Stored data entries

──────────────────────────────

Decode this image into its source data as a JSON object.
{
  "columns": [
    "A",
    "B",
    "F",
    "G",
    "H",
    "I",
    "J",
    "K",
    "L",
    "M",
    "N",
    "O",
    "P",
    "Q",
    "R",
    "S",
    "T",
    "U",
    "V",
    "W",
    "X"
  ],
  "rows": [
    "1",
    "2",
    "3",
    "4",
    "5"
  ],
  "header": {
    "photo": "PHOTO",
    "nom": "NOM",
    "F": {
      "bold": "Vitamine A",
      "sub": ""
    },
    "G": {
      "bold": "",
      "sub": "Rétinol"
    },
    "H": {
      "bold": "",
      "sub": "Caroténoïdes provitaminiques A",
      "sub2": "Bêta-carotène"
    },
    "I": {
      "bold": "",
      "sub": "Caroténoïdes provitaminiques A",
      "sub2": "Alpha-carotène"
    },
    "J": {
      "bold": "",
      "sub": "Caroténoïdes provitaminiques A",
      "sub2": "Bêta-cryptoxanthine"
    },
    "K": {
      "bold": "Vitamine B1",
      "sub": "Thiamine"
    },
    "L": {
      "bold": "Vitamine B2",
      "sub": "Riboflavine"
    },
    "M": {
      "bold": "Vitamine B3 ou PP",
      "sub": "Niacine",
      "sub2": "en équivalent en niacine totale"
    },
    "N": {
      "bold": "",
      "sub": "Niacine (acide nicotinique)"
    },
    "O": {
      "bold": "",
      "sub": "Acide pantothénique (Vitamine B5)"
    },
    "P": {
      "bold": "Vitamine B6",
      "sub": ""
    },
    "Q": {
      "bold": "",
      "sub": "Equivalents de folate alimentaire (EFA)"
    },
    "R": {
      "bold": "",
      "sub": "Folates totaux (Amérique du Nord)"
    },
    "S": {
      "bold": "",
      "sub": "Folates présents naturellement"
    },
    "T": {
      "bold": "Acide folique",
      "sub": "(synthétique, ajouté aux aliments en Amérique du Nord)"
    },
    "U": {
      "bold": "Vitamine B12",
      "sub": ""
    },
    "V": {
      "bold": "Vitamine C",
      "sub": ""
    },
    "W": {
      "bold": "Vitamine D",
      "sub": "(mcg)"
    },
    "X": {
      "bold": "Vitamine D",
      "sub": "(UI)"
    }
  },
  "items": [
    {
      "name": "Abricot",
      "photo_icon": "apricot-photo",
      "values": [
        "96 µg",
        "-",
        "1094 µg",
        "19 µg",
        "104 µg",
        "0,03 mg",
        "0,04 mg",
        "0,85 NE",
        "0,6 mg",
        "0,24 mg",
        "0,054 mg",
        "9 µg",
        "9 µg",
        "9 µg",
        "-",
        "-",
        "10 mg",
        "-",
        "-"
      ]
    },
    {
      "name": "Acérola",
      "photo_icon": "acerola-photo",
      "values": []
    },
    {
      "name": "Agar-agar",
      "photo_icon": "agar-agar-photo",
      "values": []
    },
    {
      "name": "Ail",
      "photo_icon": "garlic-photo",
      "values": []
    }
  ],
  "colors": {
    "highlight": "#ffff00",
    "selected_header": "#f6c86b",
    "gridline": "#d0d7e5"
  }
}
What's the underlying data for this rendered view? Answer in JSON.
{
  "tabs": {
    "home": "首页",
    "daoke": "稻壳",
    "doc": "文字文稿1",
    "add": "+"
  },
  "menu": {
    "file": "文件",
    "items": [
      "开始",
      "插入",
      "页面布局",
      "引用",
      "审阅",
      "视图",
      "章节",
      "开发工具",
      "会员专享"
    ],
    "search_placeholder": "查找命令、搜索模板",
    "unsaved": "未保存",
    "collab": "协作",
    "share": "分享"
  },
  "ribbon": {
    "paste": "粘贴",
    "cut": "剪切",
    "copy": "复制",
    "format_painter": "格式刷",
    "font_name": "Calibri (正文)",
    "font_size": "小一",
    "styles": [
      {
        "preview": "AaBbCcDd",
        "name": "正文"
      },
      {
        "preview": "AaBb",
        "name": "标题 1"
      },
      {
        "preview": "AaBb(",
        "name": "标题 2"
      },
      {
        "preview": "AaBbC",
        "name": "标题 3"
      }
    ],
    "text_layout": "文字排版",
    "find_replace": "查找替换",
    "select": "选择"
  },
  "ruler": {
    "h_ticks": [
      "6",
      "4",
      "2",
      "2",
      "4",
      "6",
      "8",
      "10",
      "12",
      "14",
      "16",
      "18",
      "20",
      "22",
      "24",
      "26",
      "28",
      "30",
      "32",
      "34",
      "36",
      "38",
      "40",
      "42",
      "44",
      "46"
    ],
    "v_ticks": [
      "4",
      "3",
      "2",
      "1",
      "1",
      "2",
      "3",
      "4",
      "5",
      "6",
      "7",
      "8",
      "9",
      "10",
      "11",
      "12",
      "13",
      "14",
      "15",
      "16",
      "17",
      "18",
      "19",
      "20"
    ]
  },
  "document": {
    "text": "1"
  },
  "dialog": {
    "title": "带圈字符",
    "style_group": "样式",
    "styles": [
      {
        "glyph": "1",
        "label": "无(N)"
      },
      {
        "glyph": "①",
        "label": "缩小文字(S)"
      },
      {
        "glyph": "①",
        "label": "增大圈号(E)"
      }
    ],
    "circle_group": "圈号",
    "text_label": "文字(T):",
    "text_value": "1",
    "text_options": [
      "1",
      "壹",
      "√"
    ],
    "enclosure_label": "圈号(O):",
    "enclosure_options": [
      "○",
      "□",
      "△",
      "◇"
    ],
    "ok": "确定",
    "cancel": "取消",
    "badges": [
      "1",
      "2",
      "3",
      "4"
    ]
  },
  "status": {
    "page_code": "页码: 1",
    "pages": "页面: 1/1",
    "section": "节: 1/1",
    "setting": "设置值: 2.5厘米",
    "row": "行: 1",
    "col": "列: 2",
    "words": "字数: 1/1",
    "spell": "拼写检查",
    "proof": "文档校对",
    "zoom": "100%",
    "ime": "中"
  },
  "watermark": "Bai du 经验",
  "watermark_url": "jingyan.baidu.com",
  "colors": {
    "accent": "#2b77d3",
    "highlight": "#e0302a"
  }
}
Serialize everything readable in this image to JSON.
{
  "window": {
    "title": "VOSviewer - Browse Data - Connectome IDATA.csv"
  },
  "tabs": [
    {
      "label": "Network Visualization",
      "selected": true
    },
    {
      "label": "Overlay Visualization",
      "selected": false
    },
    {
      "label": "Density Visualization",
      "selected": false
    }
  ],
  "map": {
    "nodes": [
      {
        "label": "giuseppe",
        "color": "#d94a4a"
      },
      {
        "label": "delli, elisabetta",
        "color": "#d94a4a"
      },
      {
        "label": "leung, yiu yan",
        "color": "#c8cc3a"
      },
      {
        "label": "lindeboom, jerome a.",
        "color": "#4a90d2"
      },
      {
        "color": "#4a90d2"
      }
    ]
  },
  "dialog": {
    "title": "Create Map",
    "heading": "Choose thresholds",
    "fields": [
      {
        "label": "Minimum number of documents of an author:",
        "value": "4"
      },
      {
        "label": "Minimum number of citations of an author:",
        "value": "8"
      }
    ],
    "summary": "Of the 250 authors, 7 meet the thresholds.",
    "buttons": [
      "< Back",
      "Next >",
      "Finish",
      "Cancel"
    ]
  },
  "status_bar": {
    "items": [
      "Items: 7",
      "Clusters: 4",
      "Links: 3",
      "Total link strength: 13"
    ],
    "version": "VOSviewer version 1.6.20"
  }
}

──────────────────────────────

What is needed
Output the whole listing above again, word for word.

Result
Decode this image into its source data as a JSON object.
{
  "columns": [
    "A",
    "B",
    "F",
    "G",
    "H",
    "I",
    "J",
    "K",
    "L",
    "M",
    "N",
    "O",
    "P",
    "Q",
    "R",
    "S",
    "T",
    "U",
    "V",
    "W",
    "X"
  ],
  "rows": [
    "1",
    "2",
    "3",
    "4",
    "5"
  ],
  "header": {
    "photo": "PHOTO",
    "nom": "NOM",
    "F": {
      "bold": "Vitamine A",
      "sub": ""
    },
    "G": {
      "bold": "",
      "sub": "Rétinol"
    },
    "H": {
      "bold": "",
      "sub": "Caroténoïdes provitaminiques A",
      "sub2": "Bêta-carotène"
    },
    "I": {
      "bold": "",
      "sub": "Caroténoïdes provitaminiques A",
      "sub2": "Alpha-carotène"
    },
    "J": {
      "bold": "",
      "sub": "Caroténoïdes provitaminiques A",
      "sub2": "Bêta-cryptoxanthine"
    },
    "K": {
      "bold": "Vitamine B1",
      "sub": "Thiamine"
    },
    "L": {
      "bold": "Vitamine B2",
      "sub": "Riboflavine"
    },
    "M": {
      "bold": "Vitamine B3 ou PP",
      "sub": "Niacine",
      "sub2": "en équivalent en niacine totale"
    },
    "N": {
      "bold": "",
      "sub": "Niacine (acide nicotinique)"
    },
    "O": {
      "bold": "",
      "sub": "Acide pantothénique (Vitamine B5)"
    },
    "P": {
      "bold": "Vitamine B6",
      "sub": ""
    },
    "Q": {
      "bold": "",
      "sub": "Equivalents de folate alimentaire (EFA)"
    },
    "R": {
      "bold": "",
      "sub": "Folates totaux (Amérique du Nord)"
    },
    "S": {
      "bold": "",
      "sub": "Folates présents naturellement"
    },
    "T": {
      "bold": "Acide folique",
      "sub": "(synthétique, ajouté aux aliments en Amérique du Nord)"
    },
    "U": {
      "bold": "Vitamine B12",
      "sub": ""
    },
    "V": {
      "bold": "Vitamine C",
      "sub": ""
    },
    "W": {
      "bold": "Vitamine D",
      "sub": "(mcg)"
    },
    "X": {
      "bold": "Vitamine D",
      "sub": "(UI)"
    }
  },
  "items": [
    {
      "name": "Abricot",
      "photo_icon": "apricot-photo",
      "values": [
        "96 µg",
        "-",
        "1094 µg",
        "19 µg",
        "104 µg",
        "0,03 mg",
        "0,04 mg",
        "0,85 NE",
        "0,6 mg",
        "0,24 mg",
        "0,054 mg",
        "9 µg",
        "9 µg",
        "9 µg",
        "-",
        "-",
        "10 mg",
        "-",
        "-"
      ]
    },
    {
      "name": "Acérola",
      "photo_icon": "acerola-photo",
      "values": []
    },
    {
      "name": "Agar-agar",
      "photo_icon": "agar-agar-photo",
      "values": []
    },
    {
      "name": "Ail",
      "photo_icon": "garlic-photo",
      "values": []
    }
  ],
  "colors": {
    "highlight": "#ffff00",
    "selected_header": "#f6c86b",
    "gridline": "#d0d7e5"
  }
}
What's the underlying data for this rendered view? Answer in JSON.
{
  "tabs": {
    "home": "首页",
    "daoke": "稻壳",
    "doc": "文字文稿1",
    "add": "+"
  },
  "menu": {
    "file": "文件",
    "items": [
      "开始",
      "插入",
      "页面布局",
      "引用",
      "审阅",
      "视图",
      "章节",
      "开发工具",
      "会员专享"
    ],
    "search_placeholder": "查找命令、搜索模板",
    "unsaved": "未保存",
    "collab": "协作",
    "share": "分享"
  },
  "ribbon": {
    "paste": "粘贴",
    "cut": "剪切",
    "copy": "复制",
    "format_painter": "格式刷",
    "font_name": "Calibri (正文)",
    "font_size": "小一",
    "styles": [
      {
        "preview": "AaBbCcDd",
        "name": "正文"
      },
      {
        "preview": "AaBb",
        "name": "标题 1"
      },
      {
        "preview": "AaBb(",
        "name": "标题 2"
      },
      {
        "preview": "AaBbC",
        "name": "标题 3"
      }
    ],
    "text_layout": "文字排版",
    "find_replace": "查找替换",
    "select": "选择"
  },
  "ruler": {
    "h_ticks": [
      "6",
      "4",
      "2",
      "2",
      "4",
      "6",
      "8",
      "10",
      "12",
      "14",
      "16",
      "18",
      "20",
      "22",
      "24",
      "26",
      "28",
      "30",
      "32",
      "34",
      "36",
      "38",
      "40",
      "42",
      "44",
      "46"
    ],
    "v_ticks": [
      "4",
      "3",
      "2",
      "1",
      "1",
      "2",
      "3",
      "4",
      "5",
      "6",
      "7",
      "8",
      "9",
      "10",
      "11",
      "12",
      "13",
      "14",
      "15",
      "16",
      "17",
      "18",
      "19",
      "20"
    ]
  },
  "document": {
    "text": "1"
  },
  "dialog": {
    "title": "带圈字符",
    "style_group": "样式",
    "styles": [
      {
        "glyph": "1",
        "label": "无(N)"
      },
      {
        "glyph": "①",
        "label": "缩小文字(S)"
      },
      {
        "glyph": "①",
        "label": "增大圈号(E)"
      }
    ],
    "circle_group": "圈号",
    "text_label": "文字(T):",
    "text_value": "1",
    "text_options": [
      "1",
      "壹",
      "√"
    ],
    "enclosure_label": "圈号(O):",
    "enclosure_options": [
      "○",
      "□",
      "△",
      "◇"
    ],
    "ok": "确定",
    "cancel": "取消",
    "badges": [
      "1",
      "2",
      "3",
      "4"
    ]
  },
  "status": {
    "page_code": "页码: 1",
    "pages": "页面: 1/1",
    "section": "节: 1/1",
    "setting": "设置值: 2.5厘米",
    "row": "行: 1",
    "col": "列: 2",
    "words": "字数: 1/1",
    "spell": "拼写检查",
    "proof": "文档校对",
    "zoom": "100%",
    "ime": "中"
  },
  "watermark": "Bai du 经验",
  "watermark_url": "jingyan.baidu.com",
  "colors": {
    "accent": "#2b77d3",
    "highlight": "#e0302a"
  }
}
Serialize everything readable in this image to JSON.
{
  "window": {
    "title": "VOSviewer - Browse Data - Connectome IDATA.csv"
  },
  "tabs": [
    {
      "label": "Network Visualization",
      "selected": true
    },
    {
      "label": "Overlay Visualization",
      "selected": false
    },
    {
      "label": "Density Visualization",
      "selected": false
    }
  ],
  "map": {
    "nodes": [
      {
        "label": "giuseppe",
        "color": "#d94a4a"
      },
      {
        "label": "delli, elisabetta",
        "color": "#d94a4a"
      },
      {
        "label": "leung, yiu yan",
        "color": "#c8cc3a"
      },
      {
        "label": "lindeboom, jerome a.",
        "color": "#4a90d2"
      },
      {
        "color": "#4a90d2"
      }
    ]
  },
  "dialog": {
    "title": "Create Map",
    "heading": "Choose thresholds",
    "fields": [
      {
        "label": "Minimum number of documents of an author:",
        "value": "4"
      },
      {
        "label": "Minimum number of citations of an author:",
        "value": "8"
      }
    ],
    "summary": "Of the 250 authors, 7 meet the thresholds.",
    "buttons": [
      "< Back",
      "Next >",
      "Finish",
      "Cancel"
    ]
  },
  "status_bar": {
    "items": [
      "Items: 7",
      "Clusters: 4",
      "Links: 3",
      "Total link strength: 13"
    ],
    "version": "VOSviewer version 1.6.20"
  }
}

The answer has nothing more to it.